• [What you are asked to do]: List each line of the data that holds the string "this".

• [Material supplied]:
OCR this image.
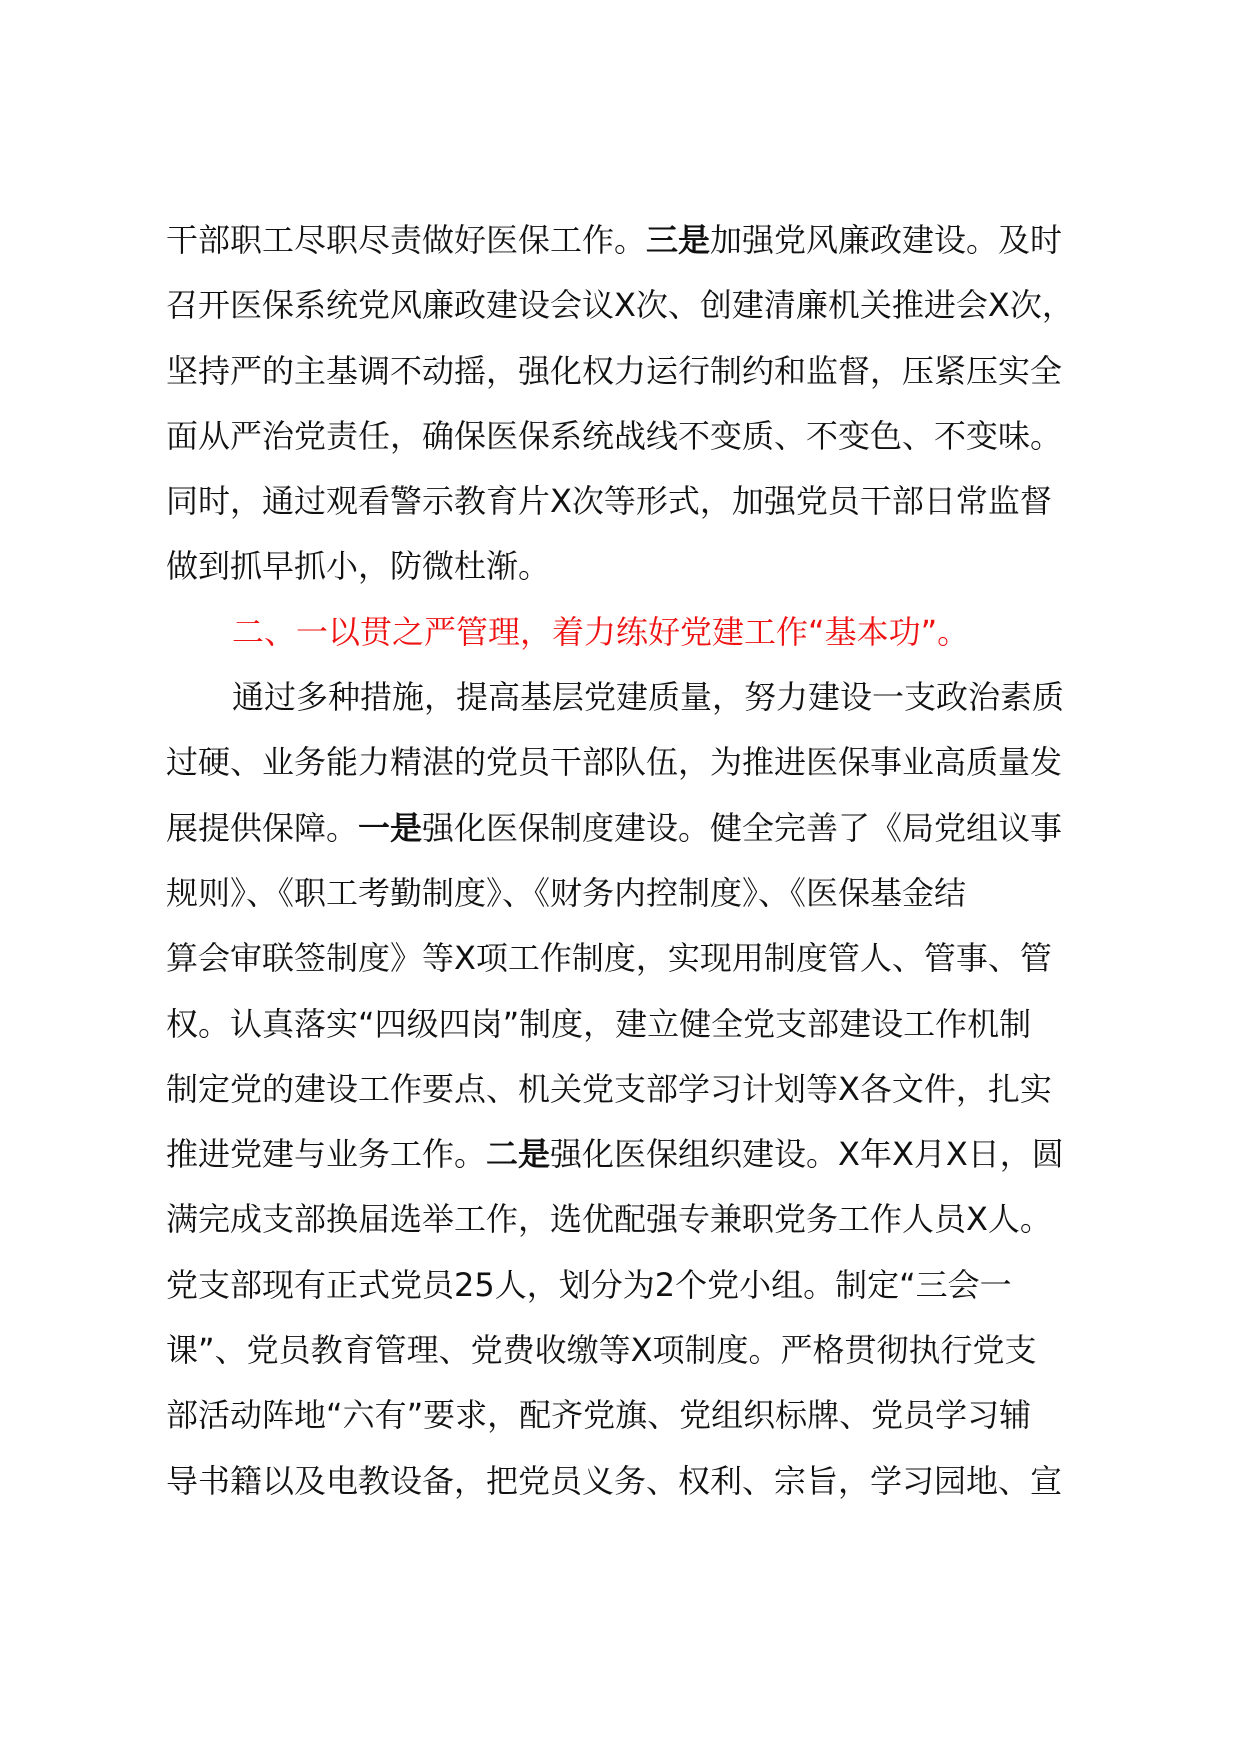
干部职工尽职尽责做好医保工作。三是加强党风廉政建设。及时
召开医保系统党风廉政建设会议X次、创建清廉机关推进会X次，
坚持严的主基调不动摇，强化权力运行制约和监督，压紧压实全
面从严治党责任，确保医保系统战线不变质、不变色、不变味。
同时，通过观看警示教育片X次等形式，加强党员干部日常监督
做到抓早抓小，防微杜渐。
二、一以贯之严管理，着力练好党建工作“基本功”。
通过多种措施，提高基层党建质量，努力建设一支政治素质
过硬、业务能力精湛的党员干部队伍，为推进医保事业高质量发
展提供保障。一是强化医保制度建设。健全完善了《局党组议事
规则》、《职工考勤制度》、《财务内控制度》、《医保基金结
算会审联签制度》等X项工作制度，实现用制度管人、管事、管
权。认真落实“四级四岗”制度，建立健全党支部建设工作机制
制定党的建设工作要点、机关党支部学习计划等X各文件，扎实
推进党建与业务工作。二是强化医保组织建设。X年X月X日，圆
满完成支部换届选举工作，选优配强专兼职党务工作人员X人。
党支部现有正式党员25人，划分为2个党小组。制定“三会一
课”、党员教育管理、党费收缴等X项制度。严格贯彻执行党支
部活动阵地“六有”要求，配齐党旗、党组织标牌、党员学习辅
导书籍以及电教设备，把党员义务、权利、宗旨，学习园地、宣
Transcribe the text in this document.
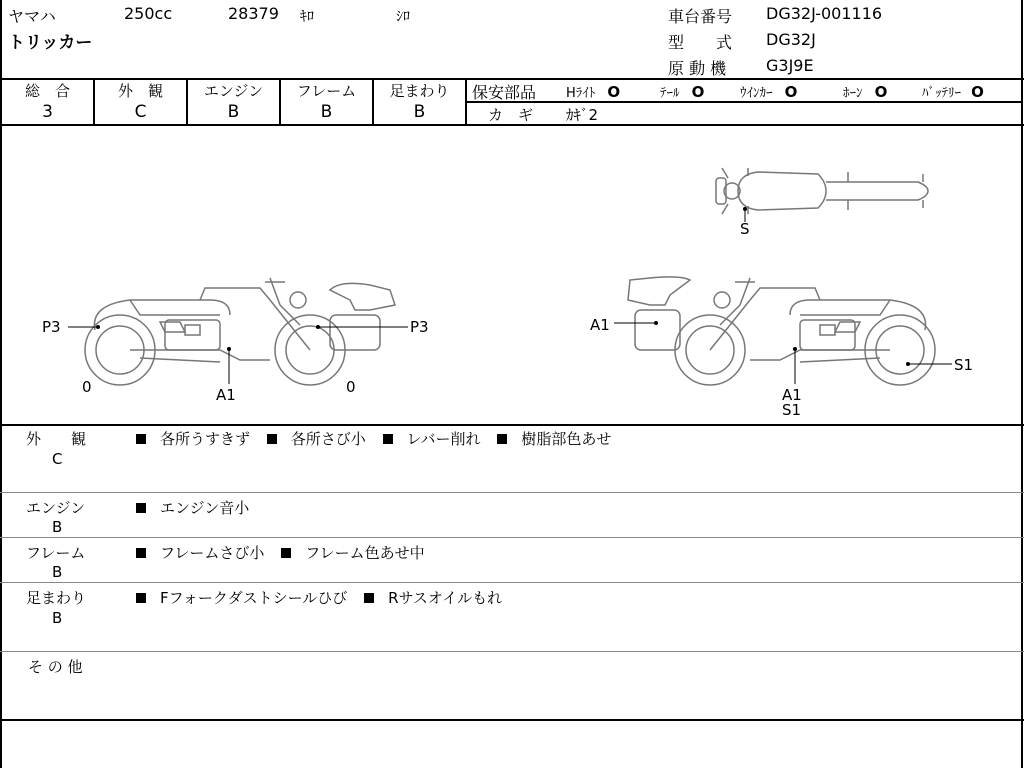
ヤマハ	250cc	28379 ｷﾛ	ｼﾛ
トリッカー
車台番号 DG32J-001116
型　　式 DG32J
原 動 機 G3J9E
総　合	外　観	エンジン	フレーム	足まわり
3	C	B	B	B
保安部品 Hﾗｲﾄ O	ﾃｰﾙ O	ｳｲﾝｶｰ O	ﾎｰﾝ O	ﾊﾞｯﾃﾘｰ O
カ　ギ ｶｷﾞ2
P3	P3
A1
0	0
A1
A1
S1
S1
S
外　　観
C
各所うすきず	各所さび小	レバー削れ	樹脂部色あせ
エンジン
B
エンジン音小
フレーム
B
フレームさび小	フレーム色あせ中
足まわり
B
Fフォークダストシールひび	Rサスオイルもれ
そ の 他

• [Final result]:
OCR this image.
Transcribe the text in this document.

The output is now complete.